Task directions
Give the number of lines in the records below that include "maximizing". Reply with that number alone.

Data shown
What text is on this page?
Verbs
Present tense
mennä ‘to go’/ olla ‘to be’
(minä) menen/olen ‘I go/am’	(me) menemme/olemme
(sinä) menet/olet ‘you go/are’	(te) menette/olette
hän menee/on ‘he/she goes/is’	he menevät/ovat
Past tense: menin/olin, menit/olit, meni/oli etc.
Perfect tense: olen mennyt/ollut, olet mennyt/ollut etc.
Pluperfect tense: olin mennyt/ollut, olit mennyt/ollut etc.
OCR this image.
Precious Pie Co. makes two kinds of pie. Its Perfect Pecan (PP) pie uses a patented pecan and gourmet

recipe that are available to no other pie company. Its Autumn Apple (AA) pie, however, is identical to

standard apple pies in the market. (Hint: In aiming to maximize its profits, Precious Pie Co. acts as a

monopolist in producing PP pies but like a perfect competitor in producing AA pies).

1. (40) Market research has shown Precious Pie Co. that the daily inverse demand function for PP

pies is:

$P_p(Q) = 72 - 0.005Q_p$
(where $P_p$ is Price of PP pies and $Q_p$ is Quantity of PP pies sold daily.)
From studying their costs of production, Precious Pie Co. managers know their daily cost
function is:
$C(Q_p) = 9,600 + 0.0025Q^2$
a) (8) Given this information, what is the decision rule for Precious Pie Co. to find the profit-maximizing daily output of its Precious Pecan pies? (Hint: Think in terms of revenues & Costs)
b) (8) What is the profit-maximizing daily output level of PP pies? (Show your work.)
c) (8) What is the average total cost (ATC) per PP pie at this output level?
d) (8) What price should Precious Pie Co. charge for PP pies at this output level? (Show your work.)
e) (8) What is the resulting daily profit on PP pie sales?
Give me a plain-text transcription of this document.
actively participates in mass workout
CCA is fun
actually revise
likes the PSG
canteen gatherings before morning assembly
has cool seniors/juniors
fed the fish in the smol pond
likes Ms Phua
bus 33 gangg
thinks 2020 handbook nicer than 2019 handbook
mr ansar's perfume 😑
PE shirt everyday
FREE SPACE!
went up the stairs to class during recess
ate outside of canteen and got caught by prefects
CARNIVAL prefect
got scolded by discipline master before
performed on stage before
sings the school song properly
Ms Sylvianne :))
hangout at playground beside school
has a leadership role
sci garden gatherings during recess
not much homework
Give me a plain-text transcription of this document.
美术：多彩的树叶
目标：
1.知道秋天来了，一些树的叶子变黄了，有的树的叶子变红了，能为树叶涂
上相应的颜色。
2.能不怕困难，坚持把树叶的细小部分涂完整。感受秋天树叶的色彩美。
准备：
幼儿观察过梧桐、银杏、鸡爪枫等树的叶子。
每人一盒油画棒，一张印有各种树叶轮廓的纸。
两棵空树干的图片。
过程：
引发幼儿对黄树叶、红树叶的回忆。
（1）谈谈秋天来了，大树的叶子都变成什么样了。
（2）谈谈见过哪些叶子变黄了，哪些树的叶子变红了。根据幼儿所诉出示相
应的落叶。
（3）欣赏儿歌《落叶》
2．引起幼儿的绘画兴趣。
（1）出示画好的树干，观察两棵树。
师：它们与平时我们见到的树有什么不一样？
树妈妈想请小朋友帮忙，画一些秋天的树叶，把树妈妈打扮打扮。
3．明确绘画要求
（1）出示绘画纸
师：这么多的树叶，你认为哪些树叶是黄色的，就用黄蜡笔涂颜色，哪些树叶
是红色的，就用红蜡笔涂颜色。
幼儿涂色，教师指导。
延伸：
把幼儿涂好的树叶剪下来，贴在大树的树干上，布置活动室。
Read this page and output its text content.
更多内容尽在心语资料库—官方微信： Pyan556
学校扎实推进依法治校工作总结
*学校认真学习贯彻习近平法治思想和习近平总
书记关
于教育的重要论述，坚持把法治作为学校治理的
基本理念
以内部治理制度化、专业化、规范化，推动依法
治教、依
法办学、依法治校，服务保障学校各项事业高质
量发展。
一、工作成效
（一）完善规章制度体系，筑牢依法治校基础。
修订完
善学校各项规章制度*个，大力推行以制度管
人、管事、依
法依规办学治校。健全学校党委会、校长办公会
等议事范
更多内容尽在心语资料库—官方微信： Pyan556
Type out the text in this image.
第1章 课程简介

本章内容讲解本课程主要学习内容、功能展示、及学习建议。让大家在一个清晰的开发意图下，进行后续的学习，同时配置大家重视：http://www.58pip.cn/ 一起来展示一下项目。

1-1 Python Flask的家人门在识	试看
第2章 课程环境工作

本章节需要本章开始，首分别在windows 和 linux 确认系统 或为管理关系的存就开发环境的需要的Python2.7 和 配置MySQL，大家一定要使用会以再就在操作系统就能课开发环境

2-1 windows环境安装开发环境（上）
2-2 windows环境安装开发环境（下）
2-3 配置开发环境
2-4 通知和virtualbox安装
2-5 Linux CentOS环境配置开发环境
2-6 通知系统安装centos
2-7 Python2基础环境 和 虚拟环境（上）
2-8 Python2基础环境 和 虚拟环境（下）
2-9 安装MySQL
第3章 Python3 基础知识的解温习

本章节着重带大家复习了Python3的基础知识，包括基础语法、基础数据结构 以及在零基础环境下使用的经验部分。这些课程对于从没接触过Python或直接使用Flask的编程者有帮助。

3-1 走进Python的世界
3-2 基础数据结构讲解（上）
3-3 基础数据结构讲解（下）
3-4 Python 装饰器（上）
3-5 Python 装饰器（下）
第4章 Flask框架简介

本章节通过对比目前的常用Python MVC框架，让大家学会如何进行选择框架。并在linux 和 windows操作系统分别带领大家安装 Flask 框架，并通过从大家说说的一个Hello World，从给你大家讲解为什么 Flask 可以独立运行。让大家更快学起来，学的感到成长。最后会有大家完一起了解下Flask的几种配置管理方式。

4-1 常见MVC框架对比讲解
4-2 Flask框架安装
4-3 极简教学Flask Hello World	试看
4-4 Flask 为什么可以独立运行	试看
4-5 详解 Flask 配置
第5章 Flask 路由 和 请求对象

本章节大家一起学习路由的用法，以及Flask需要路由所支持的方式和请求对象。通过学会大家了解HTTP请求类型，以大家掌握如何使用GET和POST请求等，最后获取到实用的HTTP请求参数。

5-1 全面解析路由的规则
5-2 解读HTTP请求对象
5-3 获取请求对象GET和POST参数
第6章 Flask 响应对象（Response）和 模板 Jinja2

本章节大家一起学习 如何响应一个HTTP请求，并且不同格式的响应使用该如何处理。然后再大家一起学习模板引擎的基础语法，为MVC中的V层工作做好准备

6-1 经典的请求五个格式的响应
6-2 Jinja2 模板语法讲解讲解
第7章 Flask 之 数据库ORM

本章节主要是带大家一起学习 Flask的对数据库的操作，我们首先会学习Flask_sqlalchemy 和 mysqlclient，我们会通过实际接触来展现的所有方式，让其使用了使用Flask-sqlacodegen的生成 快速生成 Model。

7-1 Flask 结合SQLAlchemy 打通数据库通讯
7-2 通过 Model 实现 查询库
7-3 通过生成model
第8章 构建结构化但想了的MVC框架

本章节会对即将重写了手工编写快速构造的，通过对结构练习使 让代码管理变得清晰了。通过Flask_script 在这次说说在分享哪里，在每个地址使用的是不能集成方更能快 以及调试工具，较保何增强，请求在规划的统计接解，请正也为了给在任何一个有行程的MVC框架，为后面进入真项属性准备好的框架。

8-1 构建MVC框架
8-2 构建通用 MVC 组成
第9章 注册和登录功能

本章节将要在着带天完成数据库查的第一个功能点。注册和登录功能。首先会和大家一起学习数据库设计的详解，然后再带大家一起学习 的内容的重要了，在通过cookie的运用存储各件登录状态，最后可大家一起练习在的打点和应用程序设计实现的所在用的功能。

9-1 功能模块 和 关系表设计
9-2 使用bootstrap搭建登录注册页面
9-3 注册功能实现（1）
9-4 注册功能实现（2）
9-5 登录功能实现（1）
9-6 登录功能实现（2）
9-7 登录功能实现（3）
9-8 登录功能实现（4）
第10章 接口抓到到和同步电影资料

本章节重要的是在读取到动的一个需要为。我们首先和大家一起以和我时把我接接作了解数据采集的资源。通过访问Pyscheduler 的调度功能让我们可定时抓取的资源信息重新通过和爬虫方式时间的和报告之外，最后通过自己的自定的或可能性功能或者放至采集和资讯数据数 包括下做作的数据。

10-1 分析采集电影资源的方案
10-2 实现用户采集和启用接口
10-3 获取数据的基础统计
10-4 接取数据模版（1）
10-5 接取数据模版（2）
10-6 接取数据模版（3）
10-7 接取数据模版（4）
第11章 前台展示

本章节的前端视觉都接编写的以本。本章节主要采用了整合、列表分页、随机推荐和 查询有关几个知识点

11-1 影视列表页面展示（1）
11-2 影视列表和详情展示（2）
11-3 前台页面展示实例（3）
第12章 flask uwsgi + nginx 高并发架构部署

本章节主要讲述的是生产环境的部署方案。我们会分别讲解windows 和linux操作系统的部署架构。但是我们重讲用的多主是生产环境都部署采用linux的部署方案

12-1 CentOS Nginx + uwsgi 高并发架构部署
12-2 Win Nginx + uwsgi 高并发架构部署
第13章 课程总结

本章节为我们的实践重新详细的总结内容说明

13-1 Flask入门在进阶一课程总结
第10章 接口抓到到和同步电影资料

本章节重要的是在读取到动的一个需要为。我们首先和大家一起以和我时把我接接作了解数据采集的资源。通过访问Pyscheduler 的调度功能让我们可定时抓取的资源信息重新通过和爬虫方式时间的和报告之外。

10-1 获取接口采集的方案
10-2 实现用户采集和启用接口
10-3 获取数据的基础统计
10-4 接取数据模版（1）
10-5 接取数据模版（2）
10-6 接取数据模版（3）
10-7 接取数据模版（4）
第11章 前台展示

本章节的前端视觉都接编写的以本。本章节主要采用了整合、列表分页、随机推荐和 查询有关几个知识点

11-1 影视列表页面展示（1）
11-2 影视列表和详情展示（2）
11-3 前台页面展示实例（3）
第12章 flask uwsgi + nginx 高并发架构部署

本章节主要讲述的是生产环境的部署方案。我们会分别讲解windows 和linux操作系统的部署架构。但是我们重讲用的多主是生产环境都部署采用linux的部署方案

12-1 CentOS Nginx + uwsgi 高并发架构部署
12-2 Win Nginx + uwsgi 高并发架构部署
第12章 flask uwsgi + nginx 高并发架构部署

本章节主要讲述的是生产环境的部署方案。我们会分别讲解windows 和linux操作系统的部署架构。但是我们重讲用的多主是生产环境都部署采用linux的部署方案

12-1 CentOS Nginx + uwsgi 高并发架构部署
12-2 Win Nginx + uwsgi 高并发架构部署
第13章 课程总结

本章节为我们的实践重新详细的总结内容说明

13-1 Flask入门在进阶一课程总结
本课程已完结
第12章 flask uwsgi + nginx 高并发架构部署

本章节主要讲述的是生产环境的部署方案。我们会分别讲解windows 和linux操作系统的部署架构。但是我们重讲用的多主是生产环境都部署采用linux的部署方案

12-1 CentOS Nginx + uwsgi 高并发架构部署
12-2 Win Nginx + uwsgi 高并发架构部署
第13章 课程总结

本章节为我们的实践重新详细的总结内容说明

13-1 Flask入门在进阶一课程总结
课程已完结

Worked solution
2